* Input records
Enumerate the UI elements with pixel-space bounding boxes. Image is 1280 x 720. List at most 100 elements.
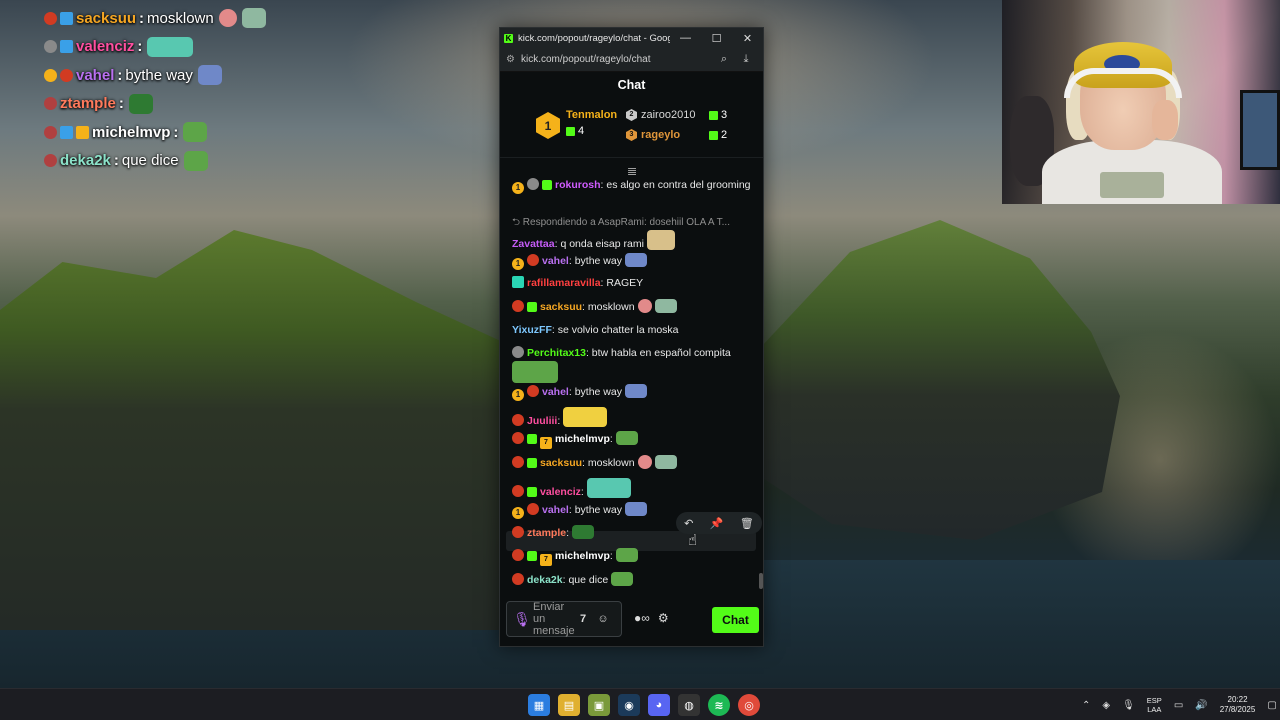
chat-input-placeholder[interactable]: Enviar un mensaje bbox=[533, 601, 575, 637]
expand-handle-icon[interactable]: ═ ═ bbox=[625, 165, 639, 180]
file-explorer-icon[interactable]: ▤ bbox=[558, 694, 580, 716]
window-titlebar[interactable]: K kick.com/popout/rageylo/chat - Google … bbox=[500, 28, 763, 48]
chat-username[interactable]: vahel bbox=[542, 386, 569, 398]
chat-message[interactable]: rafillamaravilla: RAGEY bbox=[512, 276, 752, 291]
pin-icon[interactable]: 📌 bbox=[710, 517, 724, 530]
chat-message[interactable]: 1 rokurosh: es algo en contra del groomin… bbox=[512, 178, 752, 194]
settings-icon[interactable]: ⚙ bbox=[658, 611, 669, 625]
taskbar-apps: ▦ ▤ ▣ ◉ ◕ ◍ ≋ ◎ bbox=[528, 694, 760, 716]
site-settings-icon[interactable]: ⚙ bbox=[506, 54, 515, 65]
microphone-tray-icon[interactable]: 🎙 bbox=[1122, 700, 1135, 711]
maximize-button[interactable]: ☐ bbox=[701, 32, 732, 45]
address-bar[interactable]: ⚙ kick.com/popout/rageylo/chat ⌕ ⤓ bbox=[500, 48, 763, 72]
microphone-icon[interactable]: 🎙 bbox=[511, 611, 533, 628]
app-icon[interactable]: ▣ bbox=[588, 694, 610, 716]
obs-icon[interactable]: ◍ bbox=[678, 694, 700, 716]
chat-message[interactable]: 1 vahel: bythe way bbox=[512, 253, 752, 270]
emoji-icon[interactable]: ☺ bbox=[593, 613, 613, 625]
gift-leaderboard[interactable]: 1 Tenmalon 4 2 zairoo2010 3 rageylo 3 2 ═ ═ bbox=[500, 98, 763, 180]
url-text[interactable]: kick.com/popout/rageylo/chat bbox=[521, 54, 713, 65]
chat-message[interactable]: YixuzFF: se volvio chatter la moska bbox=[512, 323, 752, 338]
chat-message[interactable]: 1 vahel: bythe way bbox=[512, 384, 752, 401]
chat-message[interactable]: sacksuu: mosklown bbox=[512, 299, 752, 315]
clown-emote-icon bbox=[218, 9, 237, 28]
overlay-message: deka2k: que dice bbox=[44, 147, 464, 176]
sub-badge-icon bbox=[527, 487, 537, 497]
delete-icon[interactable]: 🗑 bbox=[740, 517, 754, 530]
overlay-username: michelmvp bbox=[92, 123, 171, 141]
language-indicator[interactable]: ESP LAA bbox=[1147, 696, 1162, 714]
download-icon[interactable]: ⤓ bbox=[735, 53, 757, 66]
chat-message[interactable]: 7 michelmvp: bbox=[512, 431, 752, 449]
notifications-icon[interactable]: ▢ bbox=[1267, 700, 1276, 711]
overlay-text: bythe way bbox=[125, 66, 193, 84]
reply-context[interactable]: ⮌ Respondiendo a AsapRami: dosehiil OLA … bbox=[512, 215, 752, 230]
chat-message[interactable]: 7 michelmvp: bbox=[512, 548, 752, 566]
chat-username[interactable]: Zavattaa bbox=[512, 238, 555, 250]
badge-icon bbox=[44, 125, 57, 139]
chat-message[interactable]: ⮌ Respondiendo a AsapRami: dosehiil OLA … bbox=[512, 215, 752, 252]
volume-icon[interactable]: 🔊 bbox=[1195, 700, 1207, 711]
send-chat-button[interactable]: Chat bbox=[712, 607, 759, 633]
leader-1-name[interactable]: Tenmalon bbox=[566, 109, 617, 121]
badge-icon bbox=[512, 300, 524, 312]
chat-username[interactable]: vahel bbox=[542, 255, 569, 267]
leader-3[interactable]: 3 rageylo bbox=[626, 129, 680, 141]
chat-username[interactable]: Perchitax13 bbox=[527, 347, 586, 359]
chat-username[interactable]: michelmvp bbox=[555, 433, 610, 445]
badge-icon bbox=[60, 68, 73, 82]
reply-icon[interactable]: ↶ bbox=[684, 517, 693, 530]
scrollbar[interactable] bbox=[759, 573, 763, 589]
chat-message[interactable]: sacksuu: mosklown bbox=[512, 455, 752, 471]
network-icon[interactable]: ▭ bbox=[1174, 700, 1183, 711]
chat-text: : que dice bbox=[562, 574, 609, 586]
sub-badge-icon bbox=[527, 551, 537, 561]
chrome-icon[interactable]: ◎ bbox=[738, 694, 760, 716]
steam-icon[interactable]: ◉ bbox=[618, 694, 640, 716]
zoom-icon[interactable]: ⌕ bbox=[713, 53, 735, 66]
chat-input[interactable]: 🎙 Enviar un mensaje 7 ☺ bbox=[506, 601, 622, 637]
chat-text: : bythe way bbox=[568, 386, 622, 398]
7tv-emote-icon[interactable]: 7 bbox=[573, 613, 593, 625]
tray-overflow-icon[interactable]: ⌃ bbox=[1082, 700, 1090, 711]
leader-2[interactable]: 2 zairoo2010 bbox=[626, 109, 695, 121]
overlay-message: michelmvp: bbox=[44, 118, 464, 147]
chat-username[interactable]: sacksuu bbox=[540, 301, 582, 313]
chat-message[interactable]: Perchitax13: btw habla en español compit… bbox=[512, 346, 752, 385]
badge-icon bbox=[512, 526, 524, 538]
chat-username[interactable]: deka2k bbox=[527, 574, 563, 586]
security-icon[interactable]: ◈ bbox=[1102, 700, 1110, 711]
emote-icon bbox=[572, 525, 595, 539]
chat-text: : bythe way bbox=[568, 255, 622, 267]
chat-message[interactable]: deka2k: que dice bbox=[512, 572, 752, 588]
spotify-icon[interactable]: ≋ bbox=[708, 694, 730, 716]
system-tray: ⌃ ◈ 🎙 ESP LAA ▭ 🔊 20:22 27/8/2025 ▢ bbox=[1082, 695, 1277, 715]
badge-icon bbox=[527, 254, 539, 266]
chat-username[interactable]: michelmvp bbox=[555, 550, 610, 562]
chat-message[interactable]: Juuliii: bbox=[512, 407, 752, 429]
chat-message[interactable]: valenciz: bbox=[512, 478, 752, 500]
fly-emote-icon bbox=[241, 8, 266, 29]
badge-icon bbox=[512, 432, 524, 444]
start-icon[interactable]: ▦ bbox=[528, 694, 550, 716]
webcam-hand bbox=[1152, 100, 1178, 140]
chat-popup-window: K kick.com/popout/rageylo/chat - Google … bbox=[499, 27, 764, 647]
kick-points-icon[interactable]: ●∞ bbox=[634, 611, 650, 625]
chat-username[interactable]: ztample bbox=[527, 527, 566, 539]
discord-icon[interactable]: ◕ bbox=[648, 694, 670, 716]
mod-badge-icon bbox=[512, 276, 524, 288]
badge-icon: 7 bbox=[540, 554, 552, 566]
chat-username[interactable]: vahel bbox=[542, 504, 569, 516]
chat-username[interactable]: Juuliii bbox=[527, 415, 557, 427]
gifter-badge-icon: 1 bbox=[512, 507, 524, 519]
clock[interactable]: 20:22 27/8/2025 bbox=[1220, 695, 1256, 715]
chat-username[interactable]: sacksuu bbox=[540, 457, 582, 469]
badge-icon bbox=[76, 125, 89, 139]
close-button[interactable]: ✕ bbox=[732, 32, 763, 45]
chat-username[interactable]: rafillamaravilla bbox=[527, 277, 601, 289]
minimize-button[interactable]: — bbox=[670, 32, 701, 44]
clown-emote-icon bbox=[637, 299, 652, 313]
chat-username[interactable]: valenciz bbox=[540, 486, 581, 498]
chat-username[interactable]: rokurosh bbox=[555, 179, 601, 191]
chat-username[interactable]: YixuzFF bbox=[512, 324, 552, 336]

--

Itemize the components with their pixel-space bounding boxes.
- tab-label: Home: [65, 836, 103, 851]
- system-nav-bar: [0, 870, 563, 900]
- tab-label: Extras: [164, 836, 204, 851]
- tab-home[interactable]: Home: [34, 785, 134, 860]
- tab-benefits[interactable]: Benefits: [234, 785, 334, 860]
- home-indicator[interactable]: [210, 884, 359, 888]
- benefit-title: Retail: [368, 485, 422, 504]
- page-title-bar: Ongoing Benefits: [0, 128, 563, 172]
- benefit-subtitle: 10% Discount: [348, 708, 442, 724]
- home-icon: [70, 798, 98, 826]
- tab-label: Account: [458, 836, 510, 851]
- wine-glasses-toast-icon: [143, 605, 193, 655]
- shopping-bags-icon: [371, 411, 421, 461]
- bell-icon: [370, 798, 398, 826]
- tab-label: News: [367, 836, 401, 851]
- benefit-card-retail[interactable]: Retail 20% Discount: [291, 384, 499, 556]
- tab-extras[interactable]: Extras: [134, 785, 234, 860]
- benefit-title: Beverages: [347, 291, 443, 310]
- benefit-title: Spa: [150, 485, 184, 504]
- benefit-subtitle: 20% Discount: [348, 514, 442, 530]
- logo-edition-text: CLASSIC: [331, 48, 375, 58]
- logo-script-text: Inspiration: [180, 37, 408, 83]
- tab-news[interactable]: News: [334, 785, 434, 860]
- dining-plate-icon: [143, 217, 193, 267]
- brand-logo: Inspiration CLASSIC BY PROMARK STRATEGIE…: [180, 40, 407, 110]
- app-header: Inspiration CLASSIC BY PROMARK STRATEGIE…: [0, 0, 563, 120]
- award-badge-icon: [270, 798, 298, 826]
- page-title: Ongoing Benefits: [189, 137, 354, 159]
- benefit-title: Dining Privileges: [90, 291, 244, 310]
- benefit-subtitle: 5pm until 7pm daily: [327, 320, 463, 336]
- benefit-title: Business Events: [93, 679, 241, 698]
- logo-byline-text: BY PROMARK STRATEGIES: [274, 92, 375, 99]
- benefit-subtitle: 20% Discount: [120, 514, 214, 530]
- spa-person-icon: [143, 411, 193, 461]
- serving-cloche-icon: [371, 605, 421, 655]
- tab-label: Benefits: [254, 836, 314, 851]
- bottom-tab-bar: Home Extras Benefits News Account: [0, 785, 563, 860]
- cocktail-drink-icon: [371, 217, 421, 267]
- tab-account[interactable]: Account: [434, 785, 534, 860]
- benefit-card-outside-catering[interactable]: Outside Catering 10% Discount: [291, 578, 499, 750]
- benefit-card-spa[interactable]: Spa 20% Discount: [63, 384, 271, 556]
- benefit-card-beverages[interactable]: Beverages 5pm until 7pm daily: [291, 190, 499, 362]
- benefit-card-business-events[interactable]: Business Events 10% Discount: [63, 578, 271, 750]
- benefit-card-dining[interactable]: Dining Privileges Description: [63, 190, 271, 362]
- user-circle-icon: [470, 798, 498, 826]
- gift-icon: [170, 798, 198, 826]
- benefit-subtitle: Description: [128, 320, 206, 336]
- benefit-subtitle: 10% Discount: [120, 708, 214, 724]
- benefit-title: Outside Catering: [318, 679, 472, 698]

* Given task
Format the data from the line containing "chat-input-placeholder[interactable]: Enviar un" through the line containing "obs-icon[interactable]: ◍ bbox=[678, 694, 700, 716]" as a numbered list, omitting any blank lines.

* Output for this exercise
1. chat-input-placeholder[interactable]: Enviar un mensaje bbox=[533, 601, 575, 637]
2. expand-handle-icon[interactable]: ═ ═ bbox=[625, 165, 639, 180]
3. file-explorer-icon[interactable]: ▤ bbox=[558, 694, 580, 716]
4. window-titlebar[interactable]: K kick.com/popout/rageylo/chat - Google … bbox=[500, 28, 763, 48]
5. chat-username[interactable]: vahel bbox=[542, 386, 569, 398]
6. chat-message[interactable]: rafillamaravilla: RAGEY bbox=[512, 276, 752, 291]
7. pin-icon[interactable]: 📌 bbox=[710, 517, 724, 530]
8. chat-message[interactable]: 1 rokurosh: es algo en contra del groomin… bbox=[512, 178, 752, 194]
9. settings-icon[interactable]: ⚙ bbox=[658, 611, 669, 625]
10. taskbar-apps: ▦ ▤ ▣ ◉ ◕ ◍ ≋ ◎ bbox=[528, 694, 760, 716]
11. site-settings-icon[interactable]: ⚙ bbox=[506, 54, 515, 65]
12. microphone-tray-icon[interactable]: 🎙 bbox=[1122, 700, 1135, 711]
13. maximize-button[interactable]: ☐ bbox=[701, 32, 732, 45]
14. address-bar[interactable]: ⚙ kick.com/popout/rageylo/chat ⌕ ⤓ bbox=[500, 48, 763, 72]
15. microphone-icon[interactable]: 🎙 bbox=[511, 611, 533, 628]
16. app-icon[interactable]: ▣ bbox=[588, 694, 610, 716]
17. obs-icon[interactable]: ◍ bbox=[678, 694, 700, 716]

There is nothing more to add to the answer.